■ SUPPLIED RECORDS:
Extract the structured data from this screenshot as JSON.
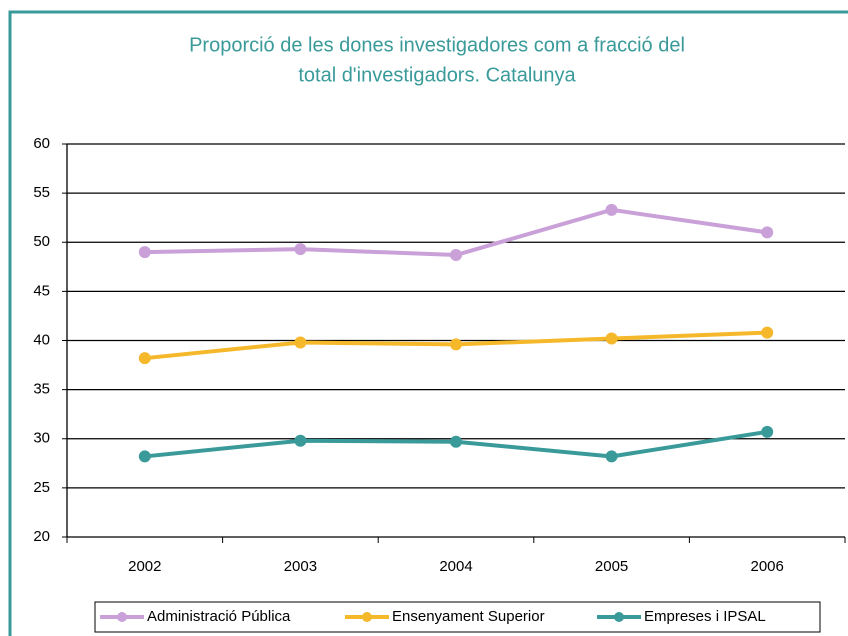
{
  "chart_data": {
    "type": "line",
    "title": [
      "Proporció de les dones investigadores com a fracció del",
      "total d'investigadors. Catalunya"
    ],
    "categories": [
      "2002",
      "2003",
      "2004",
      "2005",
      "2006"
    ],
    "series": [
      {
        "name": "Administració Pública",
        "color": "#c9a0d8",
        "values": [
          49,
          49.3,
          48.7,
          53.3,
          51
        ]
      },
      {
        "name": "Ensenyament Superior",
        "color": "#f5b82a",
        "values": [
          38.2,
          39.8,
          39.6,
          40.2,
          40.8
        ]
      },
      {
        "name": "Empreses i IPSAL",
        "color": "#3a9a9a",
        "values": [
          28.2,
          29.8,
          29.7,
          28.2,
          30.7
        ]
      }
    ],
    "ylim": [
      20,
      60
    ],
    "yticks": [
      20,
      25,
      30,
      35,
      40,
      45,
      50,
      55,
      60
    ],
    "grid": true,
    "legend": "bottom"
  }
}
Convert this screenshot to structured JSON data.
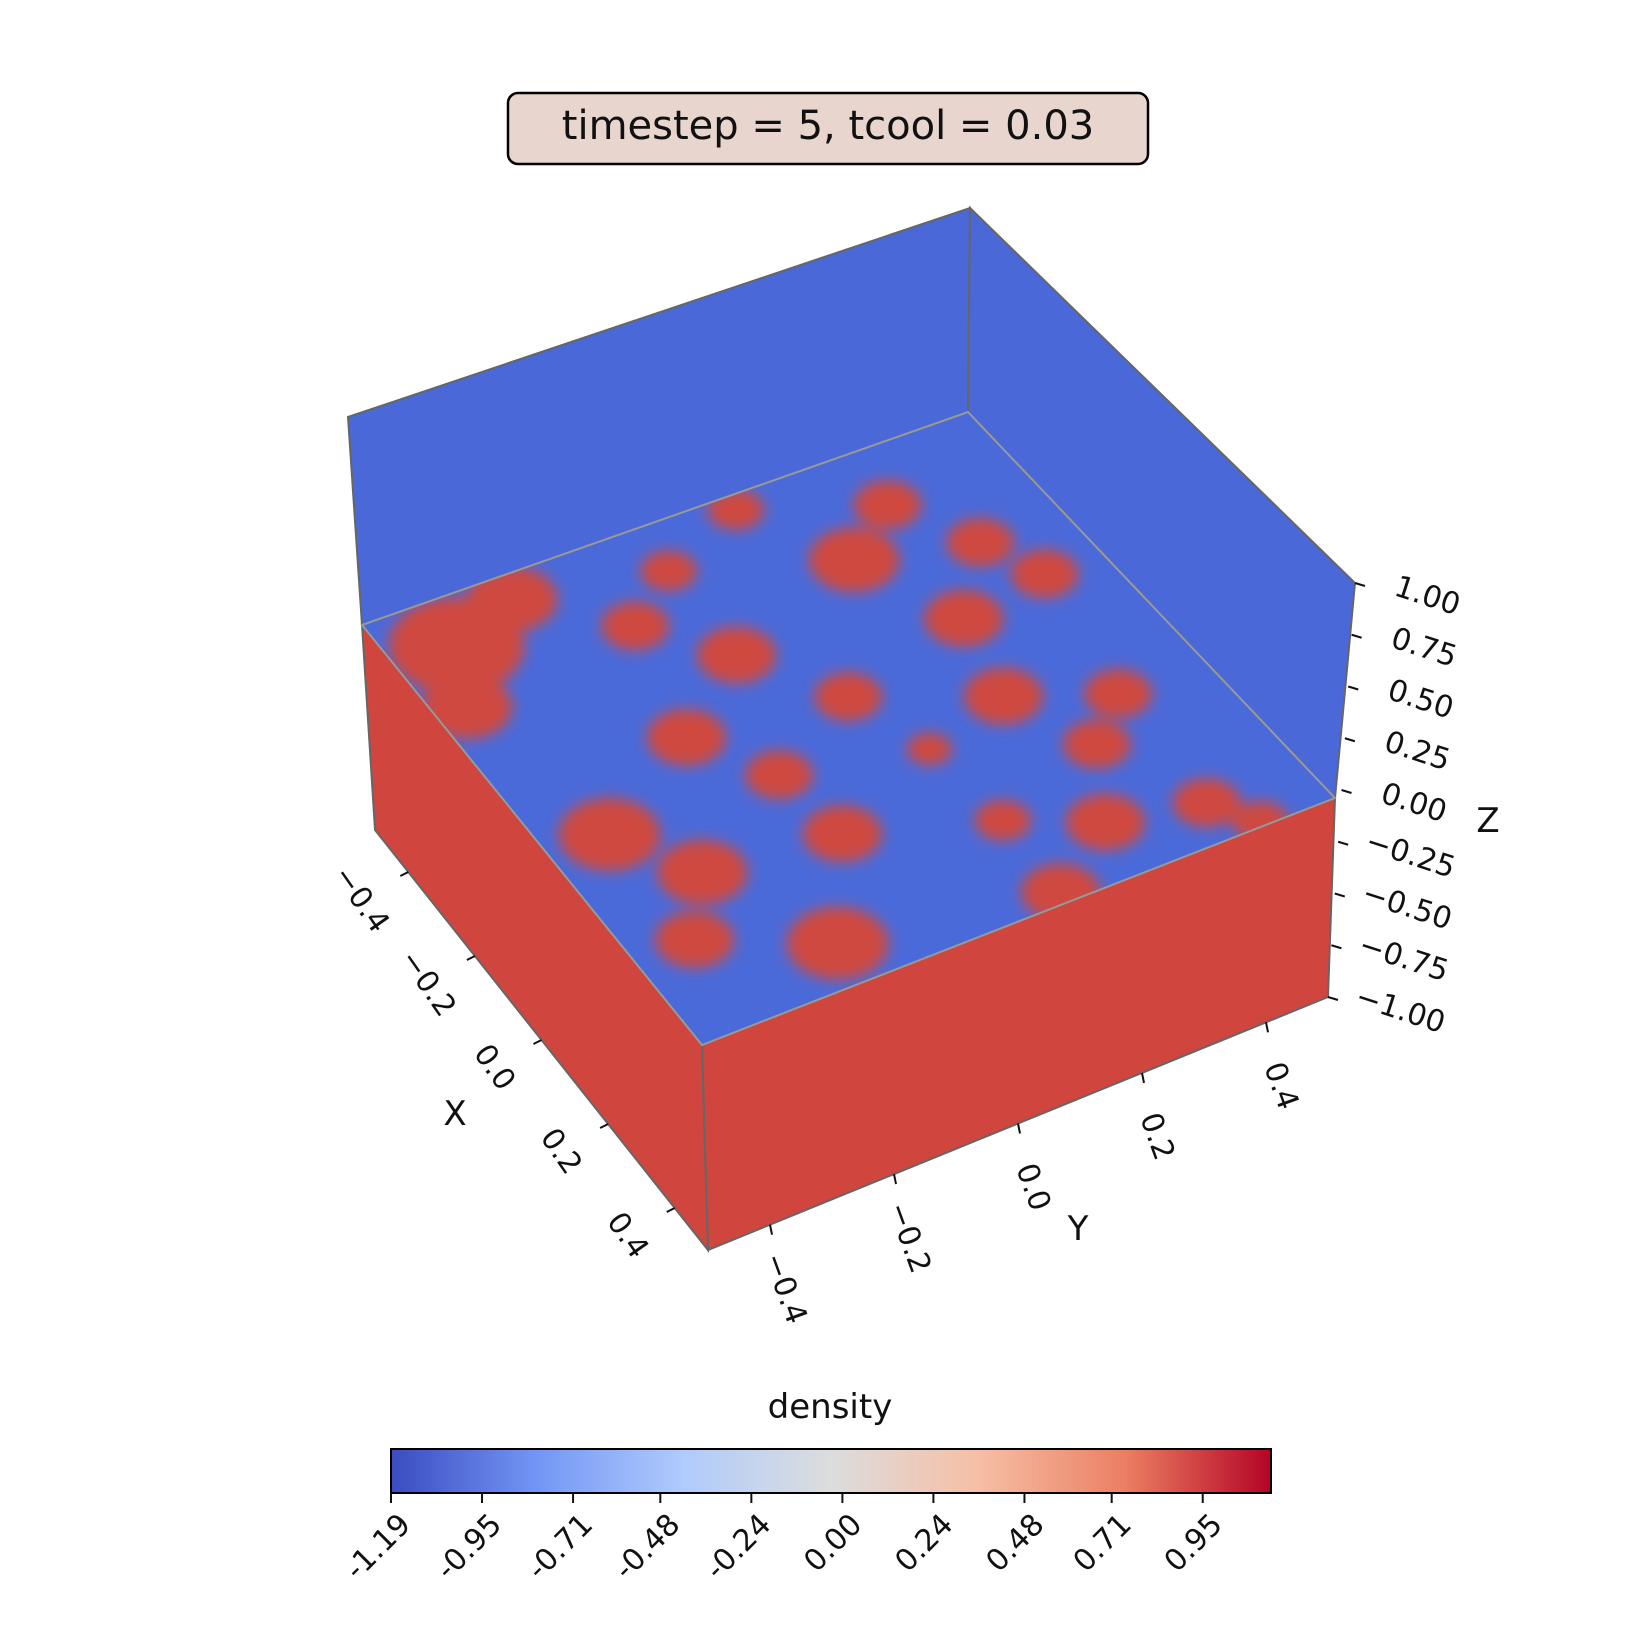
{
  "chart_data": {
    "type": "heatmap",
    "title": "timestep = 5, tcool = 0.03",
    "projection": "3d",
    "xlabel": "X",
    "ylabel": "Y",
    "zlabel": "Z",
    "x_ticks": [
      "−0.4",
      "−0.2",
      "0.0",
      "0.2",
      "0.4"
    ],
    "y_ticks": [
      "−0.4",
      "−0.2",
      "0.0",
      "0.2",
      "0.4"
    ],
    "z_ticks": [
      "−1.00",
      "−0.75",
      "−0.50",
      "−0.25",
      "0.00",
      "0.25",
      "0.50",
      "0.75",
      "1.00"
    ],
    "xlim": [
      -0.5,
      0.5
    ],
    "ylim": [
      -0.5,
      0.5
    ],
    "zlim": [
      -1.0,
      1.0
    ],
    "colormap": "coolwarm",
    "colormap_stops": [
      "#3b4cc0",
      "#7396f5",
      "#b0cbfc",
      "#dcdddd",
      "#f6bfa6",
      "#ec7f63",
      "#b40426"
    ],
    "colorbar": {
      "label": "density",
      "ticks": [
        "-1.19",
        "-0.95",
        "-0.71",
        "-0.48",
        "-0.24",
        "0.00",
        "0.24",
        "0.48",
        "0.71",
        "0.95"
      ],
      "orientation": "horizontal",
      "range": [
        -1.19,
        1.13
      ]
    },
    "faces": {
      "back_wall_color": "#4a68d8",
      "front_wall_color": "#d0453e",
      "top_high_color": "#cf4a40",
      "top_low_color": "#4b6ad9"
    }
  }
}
...
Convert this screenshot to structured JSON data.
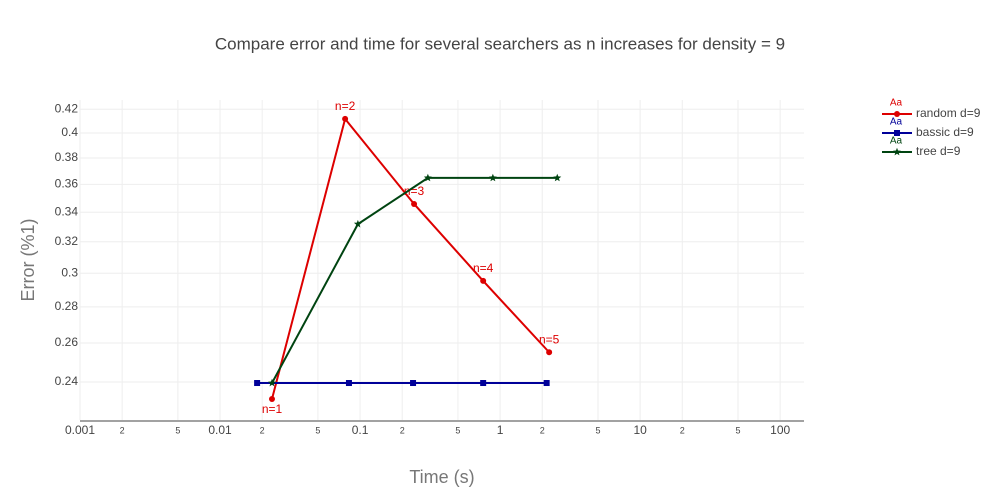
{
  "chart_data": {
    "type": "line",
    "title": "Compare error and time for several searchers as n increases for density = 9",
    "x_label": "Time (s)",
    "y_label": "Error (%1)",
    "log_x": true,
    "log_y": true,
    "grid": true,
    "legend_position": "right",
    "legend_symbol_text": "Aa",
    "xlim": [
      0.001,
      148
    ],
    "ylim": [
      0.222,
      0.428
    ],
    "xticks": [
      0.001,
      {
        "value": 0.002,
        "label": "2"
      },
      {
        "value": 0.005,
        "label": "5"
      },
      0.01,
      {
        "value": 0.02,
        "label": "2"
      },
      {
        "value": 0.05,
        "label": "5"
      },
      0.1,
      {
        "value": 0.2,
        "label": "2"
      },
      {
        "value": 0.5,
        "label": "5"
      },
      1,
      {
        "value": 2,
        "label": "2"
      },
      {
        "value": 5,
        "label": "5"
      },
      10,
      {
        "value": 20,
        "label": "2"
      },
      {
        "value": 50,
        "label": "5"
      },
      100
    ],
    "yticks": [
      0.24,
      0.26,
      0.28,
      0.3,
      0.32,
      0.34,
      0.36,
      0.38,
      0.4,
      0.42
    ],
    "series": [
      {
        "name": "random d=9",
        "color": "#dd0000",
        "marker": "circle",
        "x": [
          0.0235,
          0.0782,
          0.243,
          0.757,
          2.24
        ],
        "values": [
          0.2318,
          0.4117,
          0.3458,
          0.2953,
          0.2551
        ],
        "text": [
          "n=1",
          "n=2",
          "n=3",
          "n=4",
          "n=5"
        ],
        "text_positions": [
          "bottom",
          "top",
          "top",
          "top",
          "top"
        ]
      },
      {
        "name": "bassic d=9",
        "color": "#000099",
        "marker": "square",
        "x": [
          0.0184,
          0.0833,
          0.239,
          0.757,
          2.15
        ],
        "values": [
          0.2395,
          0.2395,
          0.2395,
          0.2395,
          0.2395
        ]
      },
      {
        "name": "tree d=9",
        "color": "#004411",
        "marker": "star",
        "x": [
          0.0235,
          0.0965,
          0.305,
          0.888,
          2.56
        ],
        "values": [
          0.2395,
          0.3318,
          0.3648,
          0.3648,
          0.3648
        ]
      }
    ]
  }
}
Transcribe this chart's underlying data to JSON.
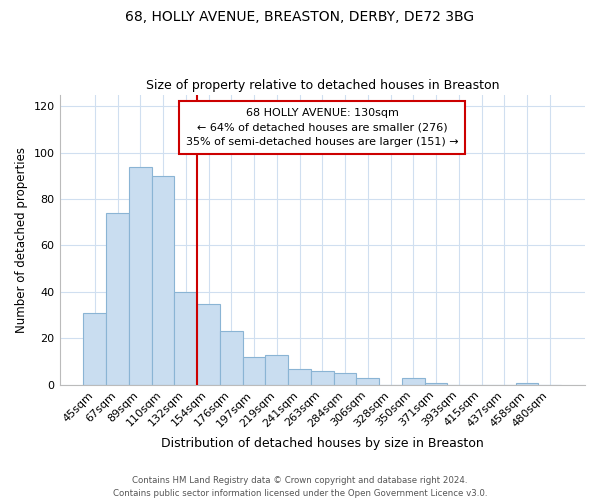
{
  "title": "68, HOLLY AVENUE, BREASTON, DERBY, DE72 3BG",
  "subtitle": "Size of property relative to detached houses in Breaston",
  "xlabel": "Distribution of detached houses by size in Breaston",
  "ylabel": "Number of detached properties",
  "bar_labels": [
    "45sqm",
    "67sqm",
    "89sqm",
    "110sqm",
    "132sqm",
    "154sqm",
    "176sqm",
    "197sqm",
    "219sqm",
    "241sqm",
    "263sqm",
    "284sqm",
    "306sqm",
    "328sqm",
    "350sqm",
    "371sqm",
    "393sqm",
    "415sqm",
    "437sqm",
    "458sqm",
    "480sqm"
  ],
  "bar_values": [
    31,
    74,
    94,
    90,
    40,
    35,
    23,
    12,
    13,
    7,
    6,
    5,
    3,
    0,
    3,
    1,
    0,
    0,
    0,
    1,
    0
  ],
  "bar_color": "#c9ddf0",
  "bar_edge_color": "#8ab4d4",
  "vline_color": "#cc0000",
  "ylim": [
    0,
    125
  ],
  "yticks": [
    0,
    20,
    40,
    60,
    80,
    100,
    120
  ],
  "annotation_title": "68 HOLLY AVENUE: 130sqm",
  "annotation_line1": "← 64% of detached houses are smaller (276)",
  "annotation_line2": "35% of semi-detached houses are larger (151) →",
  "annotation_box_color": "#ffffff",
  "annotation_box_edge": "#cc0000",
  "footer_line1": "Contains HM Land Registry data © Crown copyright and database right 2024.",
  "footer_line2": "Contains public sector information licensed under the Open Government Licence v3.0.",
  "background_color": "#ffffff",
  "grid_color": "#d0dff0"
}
...
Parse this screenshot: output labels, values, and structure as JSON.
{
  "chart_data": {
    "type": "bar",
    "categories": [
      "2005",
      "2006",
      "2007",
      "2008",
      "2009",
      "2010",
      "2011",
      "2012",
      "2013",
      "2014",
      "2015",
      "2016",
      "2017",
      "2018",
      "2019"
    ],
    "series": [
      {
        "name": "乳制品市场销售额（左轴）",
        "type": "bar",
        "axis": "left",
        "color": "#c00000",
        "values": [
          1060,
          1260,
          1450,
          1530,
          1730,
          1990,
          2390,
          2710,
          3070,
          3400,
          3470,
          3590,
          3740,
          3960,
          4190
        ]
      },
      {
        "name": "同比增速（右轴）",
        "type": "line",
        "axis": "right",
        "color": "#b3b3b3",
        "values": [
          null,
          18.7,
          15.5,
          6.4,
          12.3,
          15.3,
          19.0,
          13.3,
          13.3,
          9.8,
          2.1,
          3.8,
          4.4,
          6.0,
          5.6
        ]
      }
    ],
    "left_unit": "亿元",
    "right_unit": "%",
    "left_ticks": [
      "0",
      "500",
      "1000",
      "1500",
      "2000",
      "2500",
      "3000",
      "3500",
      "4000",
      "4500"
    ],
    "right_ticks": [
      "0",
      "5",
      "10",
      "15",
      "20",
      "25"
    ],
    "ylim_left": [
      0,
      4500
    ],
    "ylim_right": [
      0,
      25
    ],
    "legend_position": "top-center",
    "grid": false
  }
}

■ PROBLEM TO WORK ON: Identify the lines above that contain the word "this", then copy them.

■ THE SOLUTION:
Extract the structured data from this screenshot as JSON.
Convert this screenshot to structured JSON data.
Convert this screenshot to structured JSON data.
Transcribe this chart's underlying data to JSON.
Parse this screenshot: output labels, values, and structure as JSON.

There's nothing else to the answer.